◆ Written request
Copy everything from the start of the material down through the line containing "black-pawn[interactable]: ♟♙ [79, 43, 114, 78]", swapping "white-knight" for "white-horse" and changing nothing else.
++++
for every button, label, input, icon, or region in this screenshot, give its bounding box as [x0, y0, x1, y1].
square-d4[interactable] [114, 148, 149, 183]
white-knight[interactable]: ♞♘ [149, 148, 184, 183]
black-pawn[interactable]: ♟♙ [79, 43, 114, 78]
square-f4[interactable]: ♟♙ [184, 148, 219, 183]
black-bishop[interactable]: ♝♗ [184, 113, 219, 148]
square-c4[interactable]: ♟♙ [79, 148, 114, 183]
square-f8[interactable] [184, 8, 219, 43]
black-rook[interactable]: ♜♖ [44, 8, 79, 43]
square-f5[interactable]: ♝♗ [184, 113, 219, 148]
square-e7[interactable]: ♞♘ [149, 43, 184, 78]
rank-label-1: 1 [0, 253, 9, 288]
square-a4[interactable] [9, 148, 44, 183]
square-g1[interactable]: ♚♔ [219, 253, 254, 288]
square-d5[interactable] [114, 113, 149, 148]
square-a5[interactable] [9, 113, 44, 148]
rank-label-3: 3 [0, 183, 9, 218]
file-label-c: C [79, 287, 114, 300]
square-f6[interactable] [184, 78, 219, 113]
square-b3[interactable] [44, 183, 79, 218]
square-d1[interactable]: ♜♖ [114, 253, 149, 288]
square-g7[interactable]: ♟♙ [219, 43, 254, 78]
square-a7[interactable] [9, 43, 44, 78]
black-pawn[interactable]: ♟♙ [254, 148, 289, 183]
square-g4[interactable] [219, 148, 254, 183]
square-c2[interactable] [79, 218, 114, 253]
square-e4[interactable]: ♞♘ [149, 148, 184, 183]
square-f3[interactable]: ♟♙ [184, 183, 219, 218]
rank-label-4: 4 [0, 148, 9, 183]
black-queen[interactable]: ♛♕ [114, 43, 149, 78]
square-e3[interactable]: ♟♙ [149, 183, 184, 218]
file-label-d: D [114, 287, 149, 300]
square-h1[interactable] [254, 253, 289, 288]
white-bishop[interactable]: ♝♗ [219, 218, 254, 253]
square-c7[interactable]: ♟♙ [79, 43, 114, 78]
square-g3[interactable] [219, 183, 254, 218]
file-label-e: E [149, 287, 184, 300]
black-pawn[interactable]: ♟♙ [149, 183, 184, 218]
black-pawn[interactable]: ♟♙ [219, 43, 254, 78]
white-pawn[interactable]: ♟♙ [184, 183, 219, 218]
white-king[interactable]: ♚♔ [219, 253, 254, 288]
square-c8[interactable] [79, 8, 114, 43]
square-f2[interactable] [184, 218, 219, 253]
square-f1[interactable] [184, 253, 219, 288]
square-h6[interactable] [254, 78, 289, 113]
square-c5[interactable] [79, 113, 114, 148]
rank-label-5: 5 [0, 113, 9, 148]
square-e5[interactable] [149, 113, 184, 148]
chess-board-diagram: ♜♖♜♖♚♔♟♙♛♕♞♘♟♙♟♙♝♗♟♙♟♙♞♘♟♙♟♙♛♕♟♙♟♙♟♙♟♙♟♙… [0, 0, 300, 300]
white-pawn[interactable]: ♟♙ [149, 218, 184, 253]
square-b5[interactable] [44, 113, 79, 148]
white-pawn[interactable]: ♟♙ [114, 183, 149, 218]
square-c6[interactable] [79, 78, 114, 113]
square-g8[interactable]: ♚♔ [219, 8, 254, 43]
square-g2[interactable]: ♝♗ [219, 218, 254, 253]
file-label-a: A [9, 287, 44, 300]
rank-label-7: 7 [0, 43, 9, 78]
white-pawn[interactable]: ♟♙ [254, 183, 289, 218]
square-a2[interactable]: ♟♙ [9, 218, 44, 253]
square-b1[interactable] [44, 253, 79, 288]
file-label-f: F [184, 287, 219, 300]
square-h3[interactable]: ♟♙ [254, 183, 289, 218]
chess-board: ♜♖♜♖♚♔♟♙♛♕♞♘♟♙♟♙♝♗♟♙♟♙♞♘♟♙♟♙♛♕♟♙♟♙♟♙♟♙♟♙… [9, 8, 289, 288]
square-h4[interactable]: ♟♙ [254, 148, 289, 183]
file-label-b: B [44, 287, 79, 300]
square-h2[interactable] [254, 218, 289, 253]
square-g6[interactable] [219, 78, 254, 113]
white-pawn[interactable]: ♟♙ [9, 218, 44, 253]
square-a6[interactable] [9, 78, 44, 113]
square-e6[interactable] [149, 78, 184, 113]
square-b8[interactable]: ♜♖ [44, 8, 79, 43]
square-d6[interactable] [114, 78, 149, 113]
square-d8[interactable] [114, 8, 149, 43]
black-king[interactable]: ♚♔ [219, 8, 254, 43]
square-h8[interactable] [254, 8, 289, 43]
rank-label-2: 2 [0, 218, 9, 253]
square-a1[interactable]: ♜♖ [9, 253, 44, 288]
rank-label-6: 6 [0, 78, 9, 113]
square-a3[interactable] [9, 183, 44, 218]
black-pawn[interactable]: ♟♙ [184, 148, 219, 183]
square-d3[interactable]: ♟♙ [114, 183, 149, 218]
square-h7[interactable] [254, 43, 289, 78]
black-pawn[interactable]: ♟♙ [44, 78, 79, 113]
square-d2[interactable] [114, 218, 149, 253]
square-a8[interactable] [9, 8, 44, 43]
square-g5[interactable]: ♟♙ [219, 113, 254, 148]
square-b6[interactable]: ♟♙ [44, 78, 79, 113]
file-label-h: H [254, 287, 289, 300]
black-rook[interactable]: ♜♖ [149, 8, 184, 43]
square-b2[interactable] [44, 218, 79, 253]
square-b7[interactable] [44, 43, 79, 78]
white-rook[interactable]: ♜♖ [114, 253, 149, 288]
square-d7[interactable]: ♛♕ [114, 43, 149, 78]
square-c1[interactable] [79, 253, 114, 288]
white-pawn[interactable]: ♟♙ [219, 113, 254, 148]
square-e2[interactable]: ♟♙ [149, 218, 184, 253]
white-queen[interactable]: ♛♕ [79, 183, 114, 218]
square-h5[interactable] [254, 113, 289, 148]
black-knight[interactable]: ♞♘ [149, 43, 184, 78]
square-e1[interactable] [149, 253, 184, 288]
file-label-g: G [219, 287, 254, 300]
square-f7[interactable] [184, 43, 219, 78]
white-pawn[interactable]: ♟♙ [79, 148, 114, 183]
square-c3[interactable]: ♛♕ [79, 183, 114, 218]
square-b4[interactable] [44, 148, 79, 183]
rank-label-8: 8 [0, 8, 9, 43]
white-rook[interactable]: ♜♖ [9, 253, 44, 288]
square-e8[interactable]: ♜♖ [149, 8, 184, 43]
++++
◆ Exercise result
for every button, label, input, icon, or region in this screenshot, give its bounding box as [x0, y0, x1, y1].
square-d4[interactable] [114, 148, 149, 183]
white-horse[interactable]: ♞♘ [149, 148, 184, 183]
black-pawn[interactable]: ♟♙ [79, 43, 114, 78]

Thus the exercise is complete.